TO BE DONE: List every line below containing "text".

** Begin DATA SECTION **

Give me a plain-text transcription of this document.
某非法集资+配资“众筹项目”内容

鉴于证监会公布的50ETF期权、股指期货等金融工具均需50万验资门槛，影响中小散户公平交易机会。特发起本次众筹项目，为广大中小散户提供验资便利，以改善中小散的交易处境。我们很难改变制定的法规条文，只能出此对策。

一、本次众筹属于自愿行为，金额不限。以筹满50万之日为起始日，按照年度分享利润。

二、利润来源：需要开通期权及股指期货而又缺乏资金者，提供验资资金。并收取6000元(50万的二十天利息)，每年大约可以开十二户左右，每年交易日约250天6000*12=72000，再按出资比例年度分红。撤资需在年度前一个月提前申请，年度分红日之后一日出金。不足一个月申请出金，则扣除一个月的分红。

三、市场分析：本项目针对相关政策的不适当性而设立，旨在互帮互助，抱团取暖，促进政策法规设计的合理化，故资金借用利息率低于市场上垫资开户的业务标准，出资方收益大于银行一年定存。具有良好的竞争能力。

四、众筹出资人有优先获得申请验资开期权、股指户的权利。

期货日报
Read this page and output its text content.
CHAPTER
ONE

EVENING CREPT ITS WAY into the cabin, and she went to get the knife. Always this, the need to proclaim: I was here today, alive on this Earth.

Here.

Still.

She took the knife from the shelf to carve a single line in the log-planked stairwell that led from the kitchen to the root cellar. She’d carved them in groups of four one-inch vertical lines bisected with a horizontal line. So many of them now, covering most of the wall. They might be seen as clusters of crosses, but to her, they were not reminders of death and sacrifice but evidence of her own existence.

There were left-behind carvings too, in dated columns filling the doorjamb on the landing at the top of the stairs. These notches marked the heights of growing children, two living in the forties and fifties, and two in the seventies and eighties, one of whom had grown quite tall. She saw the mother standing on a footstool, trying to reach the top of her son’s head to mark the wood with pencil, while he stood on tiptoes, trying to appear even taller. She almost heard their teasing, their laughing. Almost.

** End DATA SECTION **

RESULT OF THIS TASK:
Give me a plain-text transcription of this document.
Read this page and output its text content.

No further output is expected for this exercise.